▶ _Records for this task_
————————

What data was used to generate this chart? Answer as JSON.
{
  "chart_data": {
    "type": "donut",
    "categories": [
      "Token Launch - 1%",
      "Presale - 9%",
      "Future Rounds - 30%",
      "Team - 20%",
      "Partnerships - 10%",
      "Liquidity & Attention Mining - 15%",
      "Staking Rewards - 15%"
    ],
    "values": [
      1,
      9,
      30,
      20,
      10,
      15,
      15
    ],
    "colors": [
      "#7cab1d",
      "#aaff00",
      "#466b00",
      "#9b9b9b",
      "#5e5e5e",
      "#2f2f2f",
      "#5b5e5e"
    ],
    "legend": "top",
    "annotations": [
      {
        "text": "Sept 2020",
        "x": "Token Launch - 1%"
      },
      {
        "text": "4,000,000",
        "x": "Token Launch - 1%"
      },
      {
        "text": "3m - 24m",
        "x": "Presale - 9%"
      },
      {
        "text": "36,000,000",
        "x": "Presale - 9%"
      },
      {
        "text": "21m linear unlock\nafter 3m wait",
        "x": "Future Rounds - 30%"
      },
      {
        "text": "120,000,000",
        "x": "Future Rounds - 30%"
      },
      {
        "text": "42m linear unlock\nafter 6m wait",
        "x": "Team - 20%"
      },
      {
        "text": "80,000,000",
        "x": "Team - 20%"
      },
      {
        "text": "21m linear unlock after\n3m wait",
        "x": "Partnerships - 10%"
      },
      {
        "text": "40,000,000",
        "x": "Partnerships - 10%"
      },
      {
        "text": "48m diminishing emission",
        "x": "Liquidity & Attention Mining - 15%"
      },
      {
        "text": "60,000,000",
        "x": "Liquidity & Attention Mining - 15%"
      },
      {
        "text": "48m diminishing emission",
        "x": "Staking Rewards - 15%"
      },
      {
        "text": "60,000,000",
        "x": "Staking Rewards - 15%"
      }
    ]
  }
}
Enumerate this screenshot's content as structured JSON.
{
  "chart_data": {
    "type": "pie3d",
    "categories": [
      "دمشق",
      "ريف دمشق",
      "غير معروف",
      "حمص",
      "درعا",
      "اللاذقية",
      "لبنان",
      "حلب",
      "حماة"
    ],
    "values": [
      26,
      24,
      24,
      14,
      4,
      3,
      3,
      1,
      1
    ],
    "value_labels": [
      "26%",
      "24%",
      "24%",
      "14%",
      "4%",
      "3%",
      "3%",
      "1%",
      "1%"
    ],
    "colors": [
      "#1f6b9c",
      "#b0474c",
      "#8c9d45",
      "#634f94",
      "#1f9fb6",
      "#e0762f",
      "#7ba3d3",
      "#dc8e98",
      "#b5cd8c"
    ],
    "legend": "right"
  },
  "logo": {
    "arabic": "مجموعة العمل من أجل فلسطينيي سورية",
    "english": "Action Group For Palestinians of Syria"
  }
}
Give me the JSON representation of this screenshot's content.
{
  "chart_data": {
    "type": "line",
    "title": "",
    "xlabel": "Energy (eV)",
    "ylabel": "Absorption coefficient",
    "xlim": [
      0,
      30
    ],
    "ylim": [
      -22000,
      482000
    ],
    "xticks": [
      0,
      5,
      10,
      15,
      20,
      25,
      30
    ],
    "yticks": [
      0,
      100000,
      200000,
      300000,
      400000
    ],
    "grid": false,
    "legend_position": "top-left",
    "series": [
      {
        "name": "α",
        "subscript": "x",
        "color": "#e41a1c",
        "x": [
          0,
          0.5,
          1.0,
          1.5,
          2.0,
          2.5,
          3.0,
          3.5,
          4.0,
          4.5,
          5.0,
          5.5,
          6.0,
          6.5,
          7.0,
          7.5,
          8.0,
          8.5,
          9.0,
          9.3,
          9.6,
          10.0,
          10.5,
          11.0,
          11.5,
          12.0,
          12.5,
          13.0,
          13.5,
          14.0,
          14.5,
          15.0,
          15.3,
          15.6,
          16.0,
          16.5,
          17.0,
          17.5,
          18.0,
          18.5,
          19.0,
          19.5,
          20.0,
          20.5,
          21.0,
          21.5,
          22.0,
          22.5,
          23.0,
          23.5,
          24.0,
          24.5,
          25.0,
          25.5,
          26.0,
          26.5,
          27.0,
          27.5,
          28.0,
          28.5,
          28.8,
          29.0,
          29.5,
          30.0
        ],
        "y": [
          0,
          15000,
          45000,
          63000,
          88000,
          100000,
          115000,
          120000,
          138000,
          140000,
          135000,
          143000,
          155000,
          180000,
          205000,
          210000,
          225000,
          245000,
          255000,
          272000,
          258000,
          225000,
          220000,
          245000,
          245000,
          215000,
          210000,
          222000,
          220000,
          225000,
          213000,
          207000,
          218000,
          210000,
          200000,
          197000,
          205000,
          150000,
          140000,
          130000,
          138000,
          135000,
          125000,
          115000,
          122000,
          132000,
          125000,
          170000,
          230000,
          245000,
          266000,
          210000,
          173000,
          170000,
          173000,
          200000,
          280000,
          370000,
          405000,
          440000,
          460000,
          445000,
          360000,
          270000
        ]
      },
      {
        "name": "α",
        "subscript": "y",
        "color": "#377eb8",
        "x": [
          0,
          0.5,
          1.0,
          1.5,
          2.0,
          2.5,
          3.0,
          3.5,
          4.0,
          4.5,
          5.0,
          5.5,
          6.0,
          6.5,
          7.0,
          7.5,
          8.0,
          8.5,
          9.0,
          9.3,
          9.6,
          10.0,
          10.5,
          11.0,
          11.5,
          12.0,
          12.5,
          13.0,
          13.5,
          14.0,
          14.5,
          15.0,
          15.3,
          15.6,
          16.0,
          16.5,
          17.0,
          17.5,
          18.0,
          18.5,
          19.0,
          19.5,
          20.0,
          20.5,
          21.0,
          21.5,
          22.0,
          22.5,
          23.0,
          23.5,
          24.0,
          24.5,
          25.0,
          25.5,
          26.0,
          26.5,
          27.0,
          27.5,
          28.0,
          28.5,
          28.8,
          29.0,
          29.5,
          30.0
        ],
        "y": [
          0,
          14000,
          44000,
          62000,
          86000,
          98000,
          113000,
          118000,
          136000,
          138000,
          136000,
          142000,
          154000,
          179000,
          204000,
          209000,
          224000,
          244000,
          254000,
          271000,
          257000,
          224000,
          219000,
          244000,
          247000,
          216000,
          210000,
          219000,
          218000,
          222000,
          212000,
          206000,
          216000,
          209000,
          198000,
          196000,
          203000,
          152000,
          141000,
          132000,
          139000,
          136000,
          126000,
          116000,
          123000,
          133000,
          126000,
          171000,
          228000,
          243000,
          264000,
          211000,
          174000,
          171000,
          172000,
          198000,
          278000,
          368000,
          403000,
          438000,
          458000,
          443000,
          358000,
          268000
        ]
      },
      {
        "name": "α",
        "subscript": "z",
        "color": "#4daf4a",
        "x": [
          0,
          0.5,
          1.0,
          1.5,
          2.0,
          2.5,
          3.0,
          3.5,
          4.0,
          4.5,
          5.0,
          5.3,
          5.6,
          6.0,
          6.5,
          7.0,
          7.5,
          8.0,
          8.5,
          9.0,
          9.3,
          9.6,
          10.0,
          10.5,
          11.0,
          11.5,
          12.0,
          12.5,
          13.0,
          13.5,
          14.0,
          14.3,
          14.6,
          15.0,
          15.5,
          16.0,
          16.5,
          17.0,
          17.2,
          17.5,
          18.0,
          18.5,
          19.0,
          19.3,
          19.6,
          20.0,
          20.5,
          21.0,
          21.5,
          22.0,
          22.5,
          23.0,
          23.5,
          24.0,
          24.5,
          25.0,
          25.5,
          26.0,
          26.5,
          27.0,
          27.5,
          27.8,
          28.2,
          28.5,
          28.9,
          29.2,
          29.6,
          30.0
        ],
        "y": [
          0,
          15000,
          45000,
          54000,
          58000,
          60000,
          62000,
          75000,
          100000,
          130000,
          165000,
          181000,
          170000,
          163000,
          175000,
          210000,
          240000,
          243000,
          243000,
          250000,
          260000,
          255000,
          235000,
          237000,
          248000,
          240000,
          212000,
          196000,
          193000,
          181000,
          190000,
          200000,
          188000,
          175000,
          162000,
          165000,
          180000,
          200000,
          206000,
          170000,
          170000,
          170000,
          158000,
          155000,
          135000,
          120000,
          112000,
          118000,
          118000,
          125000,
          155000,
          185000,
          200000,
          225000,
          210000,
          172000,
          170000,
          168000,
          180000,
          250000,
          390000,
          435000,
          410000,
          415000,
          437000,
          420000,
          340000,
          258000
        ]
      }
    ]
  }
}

————————

▶ _The task_
Copy, from the material above, each line in which the string "linear" occurs.

▶ _The completed task_
        "text": "21m linear unlock\nafter 3m wait",
        "text": "42m linear unlock\nafter 6m wait",
        "text": "21m linear unlock after\n3m wait",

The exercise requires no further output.